» Material

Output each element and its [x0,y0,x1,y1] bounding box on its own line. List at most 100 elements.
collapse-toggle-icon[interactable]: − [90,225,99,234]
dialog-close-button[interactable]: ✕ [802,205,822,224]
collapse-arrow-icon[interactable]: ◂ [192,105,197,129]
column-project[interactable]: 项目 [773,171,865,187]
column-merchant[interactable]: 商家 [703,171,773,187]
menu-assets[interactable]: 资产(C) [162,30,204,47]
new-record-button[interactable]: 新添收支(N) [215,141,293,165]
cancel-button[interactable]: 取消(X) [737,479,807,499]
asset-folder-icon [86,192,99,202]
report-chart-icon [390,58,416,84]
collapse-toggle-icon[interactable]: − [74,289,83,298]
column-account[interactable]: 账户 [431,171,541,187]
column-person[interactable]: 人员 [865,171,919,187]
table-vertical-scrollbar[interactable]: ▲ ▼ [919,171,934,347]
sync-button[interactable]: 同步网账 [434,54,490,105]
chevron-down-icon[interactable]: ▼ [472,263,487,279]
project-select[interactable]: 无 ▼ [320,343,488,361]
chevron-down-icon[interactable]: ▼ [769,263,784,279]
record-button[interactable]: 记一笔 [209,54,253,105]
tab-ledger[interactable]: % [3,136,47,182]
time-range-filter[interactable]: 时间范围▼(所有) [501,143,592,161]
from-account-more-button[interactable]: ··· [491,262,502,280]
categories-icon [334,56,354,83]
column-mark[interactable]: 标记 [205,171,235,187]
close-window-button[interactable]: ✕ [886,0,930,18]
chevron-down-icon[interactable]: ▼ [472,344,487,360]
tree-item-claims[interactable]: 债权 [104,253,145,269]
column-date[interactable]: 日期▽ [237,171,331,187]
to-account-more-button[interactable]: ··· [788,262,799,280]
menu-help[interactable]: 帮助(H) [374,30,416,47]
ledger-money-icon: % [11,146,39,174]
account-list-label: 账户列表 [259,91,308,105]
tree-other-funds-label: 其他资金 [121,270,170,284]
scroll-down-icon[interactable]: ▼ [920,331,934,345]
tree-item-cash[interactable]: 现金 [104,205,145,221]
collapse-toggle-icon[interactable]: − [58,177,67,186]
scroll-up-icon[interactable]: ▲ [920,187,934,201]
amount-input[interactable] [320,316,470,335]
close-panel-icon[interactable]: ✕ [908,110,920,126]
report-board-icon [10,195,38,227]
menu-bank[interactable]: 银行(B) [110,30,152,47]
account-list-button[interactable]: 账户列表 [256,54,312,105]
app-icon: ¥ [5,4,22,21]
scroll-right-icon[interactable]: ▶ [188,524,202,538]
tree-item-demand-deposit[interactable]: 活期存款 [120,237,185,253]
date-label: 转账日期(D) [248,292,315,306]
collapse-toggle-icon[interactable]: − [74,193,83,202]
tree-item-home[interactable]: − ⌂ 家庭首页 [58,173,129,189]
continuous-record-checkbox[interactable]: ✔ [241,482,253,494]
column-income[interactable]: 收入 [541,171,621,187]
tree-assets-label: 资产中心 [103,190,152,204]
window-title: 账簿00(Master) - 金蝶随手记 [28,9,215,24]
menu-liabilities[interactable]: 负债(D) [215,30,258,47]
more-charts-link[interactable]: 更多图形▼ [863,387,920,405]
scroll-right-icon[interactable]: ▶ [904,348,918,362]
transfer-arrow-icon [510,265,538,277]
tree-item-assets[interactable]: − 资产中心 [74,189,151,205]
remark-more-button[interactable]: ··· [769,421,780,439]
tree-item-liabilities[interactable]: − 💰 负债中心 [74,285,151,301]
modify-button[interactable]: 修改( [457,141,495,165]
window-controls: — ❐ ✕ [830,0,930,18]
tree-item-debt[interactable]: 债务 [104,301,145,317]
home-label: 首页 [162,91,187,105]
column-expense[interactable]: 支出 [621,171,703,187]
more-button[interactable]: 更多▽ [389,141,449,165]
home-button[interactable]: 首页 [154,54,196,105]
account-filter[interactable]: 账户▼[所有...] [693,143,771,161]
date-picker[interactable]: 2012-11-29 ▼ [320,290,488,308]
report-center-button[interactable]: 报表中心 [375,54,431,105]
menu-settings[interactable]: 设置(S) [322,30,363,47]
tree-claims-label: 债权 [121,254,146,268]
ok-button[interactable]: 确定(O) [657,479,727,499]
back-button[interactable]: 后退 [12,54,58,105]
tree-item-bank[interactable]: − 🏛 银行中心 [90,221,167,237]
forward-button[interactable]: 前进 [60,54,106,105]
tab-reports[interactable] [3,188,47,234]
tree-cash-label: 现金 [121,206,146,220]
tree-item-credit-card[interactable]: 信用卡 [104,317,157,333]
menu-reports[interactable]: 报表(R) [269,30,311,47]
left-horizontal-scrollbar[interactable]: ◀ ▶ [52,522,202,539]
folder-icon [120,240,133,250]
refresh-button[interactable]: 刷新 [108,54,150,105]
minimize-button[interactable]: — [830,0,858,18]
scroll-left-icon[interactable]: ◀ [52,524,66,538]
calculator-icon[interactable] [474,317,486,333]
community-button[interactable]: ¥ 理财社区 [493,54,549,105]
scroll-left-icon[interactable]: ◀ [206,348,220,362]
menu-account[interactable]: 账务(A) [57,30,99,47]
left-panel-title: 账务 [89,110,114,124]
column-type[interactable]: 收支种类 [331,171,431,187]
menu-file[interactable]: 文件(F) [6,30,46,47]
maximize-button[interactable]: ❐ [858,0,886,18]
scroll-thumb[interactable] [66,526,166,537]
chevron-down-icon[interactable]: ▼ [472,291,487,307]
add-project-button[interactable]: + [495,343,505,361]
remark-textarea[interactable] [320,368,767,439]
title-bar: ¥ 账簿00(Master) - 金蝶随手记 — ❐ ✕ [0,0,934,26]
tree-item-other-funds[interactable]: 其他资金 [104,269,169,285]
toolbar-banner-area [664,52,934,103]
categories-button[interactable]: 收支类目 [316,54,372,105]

» Problem to solve
Recast every line of the items above as a Markdown table with the columns "No." and "Entry". Number the rows in order and skip any blank lines.

» Task answer
| No. | Entry |
|---|---|
| 1 | Output each element and its [x0,y0,x1,y1] bounding box on its own line. List at most 100 elements. |
| 2 | collapse-toggle-icon[interactable]: − [90,225,99,234] |
| 3 | dialog-close-button[interactable]: ✕ [802,205,822,224] |
| 4 | collapse-arrow-icon[interactable]: ◂ [192,105,197,129] |
| 5 | column-project[interactable]: 项目 [773,171,865,187] |
| 6 | column-merchant[interactable]: 商家 [703,171,773,187] |
| 7 | menu-assets[interactable]: 资产(C) [162,30,204,47] |
| 8 | new-record-button[interactable]: 新添收支(N) [215,141,293,165] |
| 9 | cancel-button[interactable]: 取消(X) [737,479,807,499] |
| 10 | asset-folder-icon [86,192,99,202] |
| 11 | report-chart-icon [390,58,416,84] |
| 12 | collapse-toggle-icon[interactable]: − [74,289,83,298] |
| 13 | column-account[interactable]: 账户 [431,171,541,187] |
| 14 | column-person[interactable]: 人员 [865,171,919,187] |
| 15 | table-vertical-scrollbar[interactable]: ▲ ▼ [919,171,934,347] |
| 16 | sync-button[interactable]: 同步网账 [434,54,490,105] |
| 17 | chevron-down-icon[interactable]: ▼ [472,263,487,279] |
| 18 | project-select[interactable]: 无 ▼ [320,343,488,361] |
| 19 | chevron-down-icon[interactable]: ▼ [769,263,784,279] |
| 20 | record-button[interactable]: 记一笔 [209,54,253,105] |
| 21 | tab-ledger[interactable]: % [3,136,47,182] |
| 22 | time-range-filter[interactable]: 时间范围▼(所有) [501,143,592,161] |
| 23 | from-account-more-button[interactable]: ··· [491,262,502,280] |
| 24 | categories-icon [334,56,354,83] |
| 25 | column-mark[interactable]: 标记 [205,171,235,187] |
| 26 | close-window-button[interactable]: ✕ [886,0,930,18] |
| 27 | chevron-down-icon[interactable]: ▼ [472,344,487,360] |
| 28 | tree-item-claims[interactable]: 债权 [104,253,145,269] |
| 29 | column-date[interactable]: 日期▽ [237,171,331,187] |
| 30 | to-account-more-button[interactable]: ··· [788,262,799,280] |
| 31 | menu-help[interactable]: 帮助(H) [374,30,416,47] |
| 32 | ledger-money-icon: % [11,146,39,174] |
| 33 | account-list-label: 账户列表 [259,91,308,105] |
| 34 | tree-other-funds-label: 其他资金 [121,270,170,284] |
| 35 | scroll-down-icon[interactable]: ▼ [920,331,934,345] |
| 36 | tree-item-cash[interactable]: 现金 [104,205,145,221] |
| 37 | collapse-toggle-icon[interactable]: − [58,177,67,186] |
| 38 | scroll-up-icon[interactable]: ▲ [920,187,934,201] |
| 39 | amount-input[interactable] [320,316,470,335] |
| 40 | close-panel-icon[interactable]: ✕ [908,110,920,126] |
| 41 | report-board-icon [10,195,38,227] |
| 42 | menu-bank[interactable]: 银行(B) [110,30,152,47] |
| 43 | account-list-button[interactable]: 账户列表 [256,54,312,105] |
| 44 | app-icon: ¥ [5,4,22,21] |
| 45 | scroll-right-icon[interactable]: ▶ [188,524,202,538] |
| 46 | tree-item-demand-deposit[interactable]: 活期存款 [120,237,185,253] |
| 47 | date-label: 转账日期(D) [248,292,315,306] |
| 48 | collapse-toggle-icon[interactable]: − [74,193,83,202] |
| 49 | tree-item-home[interactable]: − ⌂ 家庭首页 [58,173,129,189] |
| 50 | continuous-record-checkbox[interactable]: ✔ [241,482,253,494] |
| 51 | column-income[interactable]: 收入 [541,171,621,187] |
| 52 | tree-assets-label: 资产中心 [103,190,152,204] |
| 53 | window-title: 账簿00(Master) - 金蝶随手记 [28,9,215,24] |
| 54 | menu-liabilities[interactable]: 负债(D) [215,30,258,47] |
| 55 | more-charts-link[interactable]: 更多图形▼ [863,387,920,405] |
| 56 | scroll-right-icon[interactable]: ▶ [904,348,918,362] |
| 57 | transfer-arrow-icon [510,265,538,277] |
| 58 | tree-item-assets[interactable]: − 资产中心 [74,189,151,205] |
| 59 | remark-more-button[interactable]: ··· [769,421,780,439] |
| 60 | tree-item-liabilities[interactable]: − 💰 负债中心 [74,285,151,301] |
| 61 | modify-button[interactable]: 修改( [457,141,495,165] |
| 62 | window-controls: — ❐ ✕ [830,0,930,18] |
| 63 | tree-item-debt[interactable]: 债务 [104,301,145,317] |
| 64 | home-label: 首页 [162,91,187,105] |
| 65 | column-expense[interactable]: 支出 [621,171,703,187] |
| 66 | more-button[interactable]: 更多▽ [389,141,449,165] |
| 67 | home-button[interactable]: 首页 [154,54,196,105] |
| 68 | account-filter[interactable]: 账户▼[所有...] [693,143,771,161] |
| 69 | date-picker[interactable]: 2012-11-29 ▼ [320,290,488,308] |
| 70 | report-center-button[interactable]: 报表中心 [375,54,431,105] |
| 71 | menu-settings[interactable]: 设置(S) [322,30,363,47] |
| 72 | tree-claims-label: 债权 [121,254,146,268] |
| 73 | ok-button[interactable]: 确定(O) [657,479,727,499] |
| 74 | back-button[interactable]: 后退 [12,54,58,105] |
| 75 | tree-item-bank[interactable]: − 🏛 银行中心 [90,221,167,237] |
| 76 | forward-button[interactable]: 前进 [60,54,106,105] |
| 77 | tab-reports[interactable] [3,188,47,234] |
| 78 | tree-cash-label: 现金 [121,206,146,220] |
| 79 | tree-item-credit-card[interactable]: 信用卡 [104,317,157,333] |
| 80 | menu-reports[interactable]: 报表(R) [269,30,311,47] |
| 81 | left-horizontal-scrollbar[interactable]: ◀ ▶ [52,522,202,539] |
| 82 | folder-icon [120,240,133,250] |
| 83 | refresh-button[interactable]: 刷新 [108,54,150,105] |
| 84 | minimize-button[interactable]: — [830,0,858,18] |
| 85 | scroll-left-icon[interactable]: ◀ [52,524,66,538] |
| 86 | calculator-icon[interactable] [474,317,486,333] |
| 87 | community-button[interactable]: ¥ 理财社区 [493,54,549,105] |
| 88 | scroll-left-icon[interactable]: ◀ [206,348,220,362] |
| 89 | menu-account[interactable]: 账务(A) [57,30,99,47] |
| 90 | left-panel-title: 账务 [89,110,114,124] |
| 91 | column-type[interactable]: 收支种类 [331,171,431,187] |
| 92 | menu-file[interactable]: 文件(F) [6,30,46,47] |
| 93 | maximize-button[interactable]: ❐ [858,0,886,18] |
| 94 | scroll-thumb[interactable] [66,526,166,537] |
| 95 | chevron-down-icon[interactable]: ▼ [472,291,487,307] |
| 96 | add-project-button[interactable]: + [495,343,505,361] |
| 97 | remark-textarea[interactable] [320,368,767,439] |
| 98 | title-bar: ¥ 账簿00(Master) - 金蝶随手记 — ❐ ✕ [0,0,934,26] |
| 99 | tree-item-other-funds[interactable]: 其他资金 [104,269,169,285] |
| 100 | toolbar-banner-area [664,52,934,103] |
| 101 | categories-button[interactable]: 收支类目 [316,54,372,105] |